__THE REQUEST__.
Reproduce the material word for word; the images stay out.

__RECORDS SUPPLIED__.
[Begin]
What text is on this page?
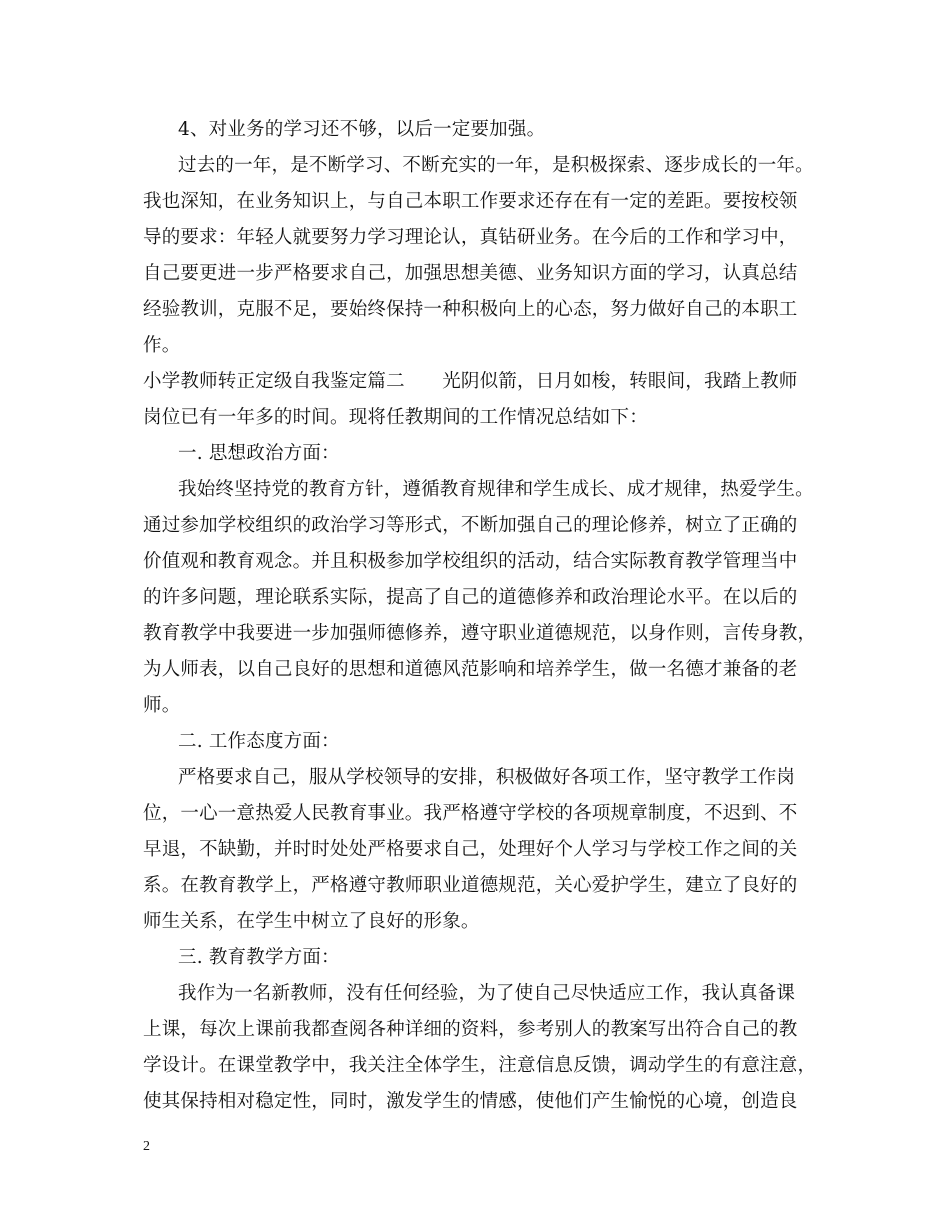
4、对业务的学习还不够，以后一定要加强。
过去的一年，是不断学习、不断充实的一年，是积极探索、逐步成长的一年。
我也深知，在业务知识上，与自己本职工作要求还存在有一定的差距。要按校领
导的要求：年轻人就要努力学习理论认，真钻研业务。在今后的工作和学习中，
自己要更进一步严格要求自己，加强思想美德、业务知识方面的学习，认真总结
经验教训，克服不足，要始终保持一种积极向上的心态，努力做好自己的本职工
作。
小学教师转正定级自我鉴定篇二　　光阴似箭，日月如梭，转眼间，我踏上教师
岗位已有一年多的时间。现将任教期间的工作情况总结如下：
一. 思想政治方面：
我始终坚持党的教育方针，遵循教育规律和学生成长、成才规律，热爱学生。
通过参加学校组织的政治学习等形式，不断加强自己的理论修养，树立了正确的
价值观和教育观念。并且积极参加学校组织的活动，结合实际教育教学管理当中
的许多问题，理论联系实际，提高了自己的道德修养和政治理论水平。在以后的
教育教学中我要进一步加强师德修养，遵守职业道德规范，以身作则，言传身教，
为人师表，以自己良好的思想和道德风范影响和培养学生，做一名德才兼备的老
师。
二. 工作态度方面：
严格要求自己，服从学校领导的安排，积极做好各项工作，坚守教学工作岗
位，一心一意热爱人民教育事业。我严格遵守学校的各项规章制度，不迟到、不
早退，不缺勤，并时时处处严格要求自己，处理好个人学习与学校工作之间的关
系。在教育教学上，严格遵守教师职业道德规范，关心爱护学生，建立了良好的
师生关系，在学生中树立了良好的形象。
三. 教育教学方面：
我作为一名新教师，没有任何经验，为了使自己尽快适应工作，我认真备课
上课，每次上课前我都查阅各种详细的资料，参考别人的教案写出符合自己的教
学设计。在课堂教学中，我关注全体学生，注意信息反馈，调动学生的有意注意，
使其保持相对稳定性，同时，激发学生的情感，使他们产生愉悦的心境，创造良
2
[End]
__EXPECTED ANSWER__.
What text is on this page?
4、对业务的学习还不够，以后一定要加强。
过去的一年，是不断学习、不断充实的一年，是积极探索、逐步成长的一年。
我也深知，在业务知识上，与自己本职工作要求还存在有一定的差距。要按校领
导的要求：年轻人就要努力学习理论认，真钻研业务。在今后的工作和学习中，
自己要更进一步严格要求自己，加强思想美德、业务知识方面的学习，认真总结
经验教训，克服不足，要始终保持一种积极向上的心态，努力做好自己的本职工
作。
小学教师转正定级自我鉴定篇二　　光阴似箭，日月如梭，转眼间，我踏上教师
岗位已有一年多的时间。现将任教期间的工作情况总结如下：
一. 思想政治方面：
我始终坚持党的教育方针，遵循教育规律和学生成长、成才规律，热爱学生。
通过参加学校组织的政治学习等形式，不断加强自己的理论修养，树立了正确的
价值观和教育观念。并且积极参加学校组织的活动，结合实际教育教学管理当中
的许多问题，理论联系实际，提高了自己的道德修养和政治理论水平。在以后的
教育教学中我要进一步加强师德修养，遵守职业道德规范，以身作则，言传身教，
为人师表，以自己良好的思想和道德风范影响和培养学生，做一名德才兼备的老
师。
二. 工作态度方面：
严格要求自己，服从学校领导的安排，积极做好各项工作，坚守教学工作岗
位，一心一意热爱人民教育事业。我严格遵守学校的各项规章制度，不迟到、不
早退，不缺勤，并时时处处严格要求自己，处理好个人学习与学校工作之间的关
系。在教育教学上，严格遵守教师职业道德规范，关心爱护学生，建立了良好的
师生关系，在学生中树立了良好的形象。
三. 教育教学方面：
我作为一名新教师，没有任何经验，为了使自己尽快适应工作，我认真备课
上课，每次上课前我都查阅各种详细的资料，参考别人的教案写出符合自己的教
学设计。在课堂教学中，我关注全体学生，注意信息反馈，调动学生的有意注意，
使其保持相对稳定性，同时，激发学生的情感，使他们产生愉悦的心境，创造良
2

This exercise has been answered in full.